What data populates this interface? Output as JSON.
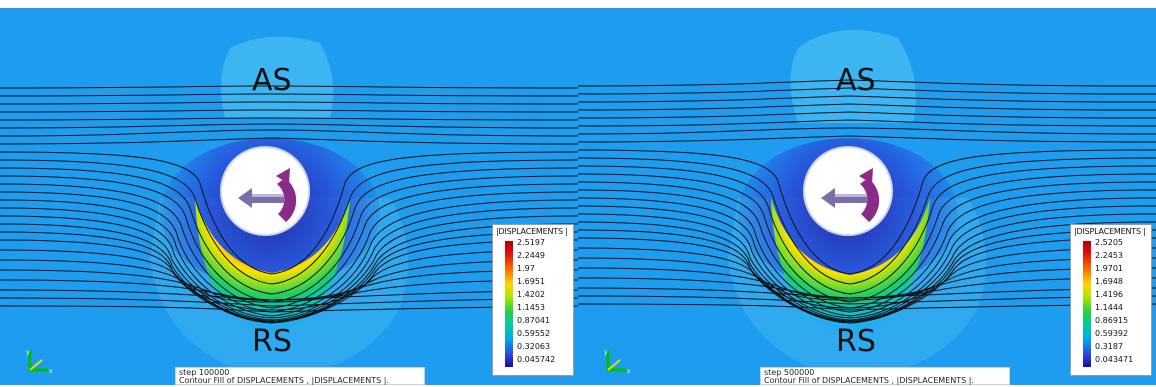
{
  "panels": [
    {
      "top_label": "AS",
      "bottom_label": "RS",
      "legend": {
        "title": "|DISPLACEMENTS |",
        "ticks": [
          "2.5197",
          "2.2449",
          "1.97",
          "1.6951",
          "1.4202",
          "1.1453",
          "0.87041",
          "0.59552",
          "0.32063",
          "0.045742"
        ]
      },
      "caption": {
        "line1": "step 100000",
        "line2": "Contour Fill of DISPLACEMENTS , |DISPLACEMENTS |."
      },
      "axis_labels": {
        "y": "y",
        "x": "x"
      }
    },
    {
      "top_label": "AS",
      "bottom_label": "RS",
      "legend": {
        "title": "|DISPLACEMENTS |",
        "ticks": [
          "2.5205",
          "2.2453",
          "1.9701",
          "1.6948",
          "1.4196",
          "1.1444",
          "0.86915",
          "0.59392",
          "0.3187",
          "0.043471"
        ]
      },
      "caption": {
        "line1": "step 500000",
        "line2": "Contour Fill of DISPLACEMENTS , |DISPLACEMENTS |."
      },
      "axis_labels": {
        "y": "y",
        "x": "x"
      }
    }
  ],
  "colors": {
    "background_field": "#1e9cf0",
    "streamline": "#111111",
    "tool": "#ffffff",
    "rotation_arrow": "#8a2b8a"
  }
}
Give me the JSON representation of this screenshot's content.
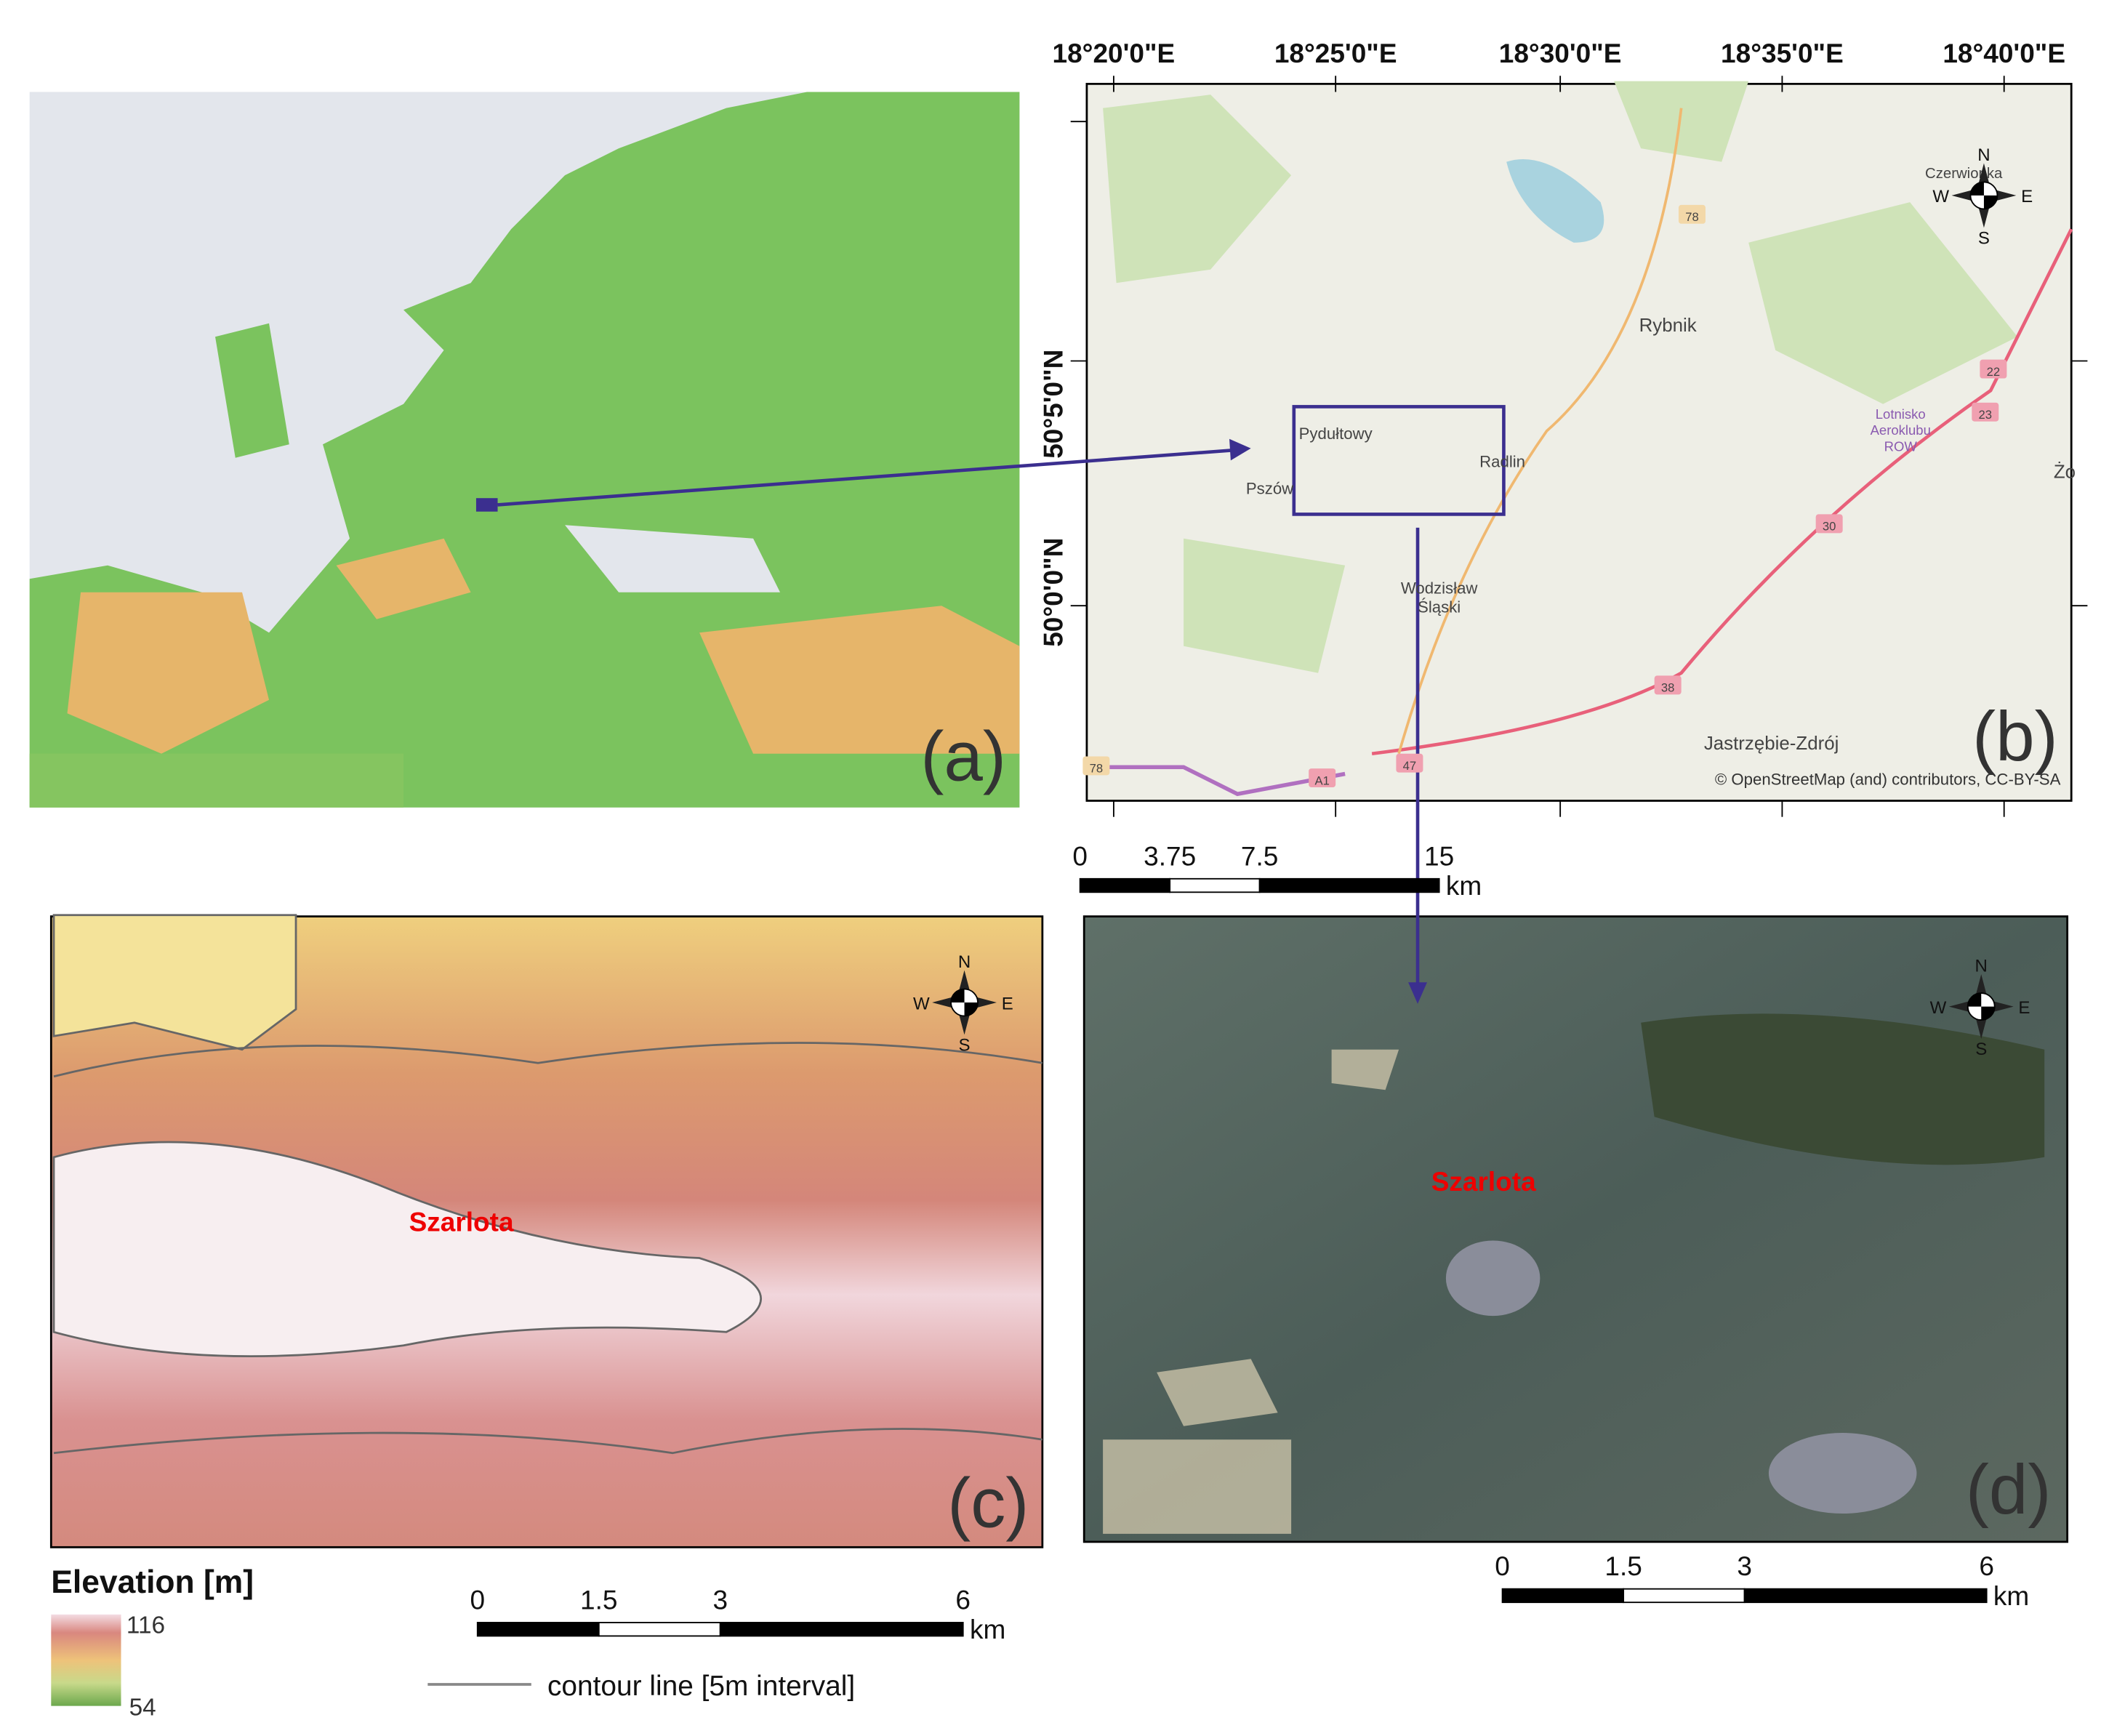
{
  "panels": {
    "a": "(a)",
    "b": "(b)",
    "c": "(c)",
    "d": "(d)"
  },
  "compass": {
    "north": "N",
    "south": "S",
    "west": "W",
    "east": "E"
  },
  "map_b": {
    "longitude_labels": [
      "18°20'0\"E",
      "18°25'0\"E",
      "18°30'0\"E",
      "18°35'0\"E",
      "18°40'0\"E"
    ],
    "latitude_labels": [
      "50°5'0\"N",
      "50°0'0\"N"
    ],
    "places": [
      "Rybnik",
      "Pydułtowy",
      "Radlin",
      "Pszów",
      "Wodzisław",
      "Śląski",
      "Jastrzębie-Zdrój",
      "Lotnisko",
      "Aeroklubu",
      "ROW",
      "Czerwionka",
      "Żo"
    ],
    "roads": [
      "78",
      "22",
      "23",
      "30",
      "38",
      "47",
      "A1",
      "78"
    ],
    "attribution": "© OpenStreetMap (and) contributors, CC-BY-SA",
    "scale": {
      "ticks": [
        0,
        3.75,
        7.5,
        15
      ],
      "unit": "km"
    }
  },
  "map_c": {
    "site": "Szarlota",
    "scale": {
      "ticks": [
        0,
        1.5,
        3,
        6
      ],
      "unit": "km"
    },
    "legend": {
      "title": "Elevation [m]",
      "max": 116,
      "min": 54,
      "contour": "contour line [5m interval]"
    }
  },
  "map_d": {
    "site": "Szarlota",
    "scale": {
      "ticks": [
        0,
        1.5,
        3,
        6
      ],
      "unit": "km"
    }
  }
}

- [Exercise instructions]:
Output the full set of records above without changing a word, and drop the images.

- [Answer to the task]:
What data populates this interface? Output as JSON.
{
  "panels": [
    {
      "top_label": "AS",
      "bottom_label": "RS",
      "legend": {
        "title": "|DISPLACEMENTS |",
        "ticks": [
          "2.5197",
          "2.2449",
          "1.97",
          "1.6951",
          "1.4202",
          "1.1453",
          "0.87041",
          "0.59552",
          "0.32063",
          "0.045742"
        ]
      },
      "caption": {
        "line1": "step 100000",
        "line2": "Contour Fill of DISPLACEMENTS , |DISPLACEMENTS |."
      },
      "axis_labels": {
        "y": "y",
        "x": "x"
      }
    },
    {
      "top_label": "AS",
      "bottom_label": "RS",
      "legend": {
        "title": "|DISPLACEMENTS |",
        "ticks": [
          "2.5205",
          "2.2453",
          "1.9701",
          "1.6948",
          "1.4196",
          "1.1444",
          "0.86915",
          "0.59392",
          "0.3187",
          "0.043471"
        ]
      },
      "caption": {
        "line1": "step 500000",
        "line2": "Contour Fill of DISPLACEMENTS , |DISPLACEMENTS |."
      },
      "axis_labels": {
        "y": "y",
        "x": "x"
      }
    }
  ],
  "colors": {
    "background_field": "#1e9cf0",
    "streamline": "#111111",
    "tool": "#ffffff",
    "rotation_arrow": "#8a2b8a"
  }
}
Give me the JSON representation of this screenshot's content.
{
  "panels": {
    "a": "(a)",
    "b": "(b)",
    "c": "(c)",
    "d": "(d)"
  },
  "compass": {
    "north": "N",
    "south": "S",
    "west": "W",
    "east": "E"
  },
  "map_b": {
    "longitude_labels": [
      "18°20'0\"E",
      "18°25'0\"E",
      "18°30'0\"E",
      "18°35'0\"E",
      "18°40'0\"E"
    ],
    "latitude_labels": [
      "50°5'0\"N",
      "50°0'0\"N"
    ],
    "places": [
      "Rybnik",
      "Pydułtowy",
      "Radlin",
      "Pszów",
      "Wodzisław",
      "Śląski",
      "Jastrzębie-Zdrój",
      "Lotnisko",
      "Aeroklubu",
      "ROW",
      "Czerwionka",
      "Żo"
    ],
    "roads": [
      "78",
      "22",
      "23",
      "30",
      "38",
      "47",
      "A1",
      "78"
    ],
    "attribution": "© OpenStreetMap (and) contributors, CC-BY-SA",
    "scale": {
      "ticks": [
        0,
        3.75,
        7.5,
        15
      ],
      "unit": "km"
    }
  },
  "map_c": {
    "site": "Szarlota",
    "scale": {
      "ticks": [
        0,
        1.5,
        3,
        6
      ],
      "unit": "km"
    },
    "legend": {
      "title": "Elevation [m]",
      "max": 116,
      "min": 54,
      "contour": "contour line [5m interval]"
    }
  },
  "map_d": {
    "site": "Szarlota",
    "scale": {
      "ticks": [
        0,
        1.5,
        3,
        6
      ],
      "unit": "km"
    }
  }
}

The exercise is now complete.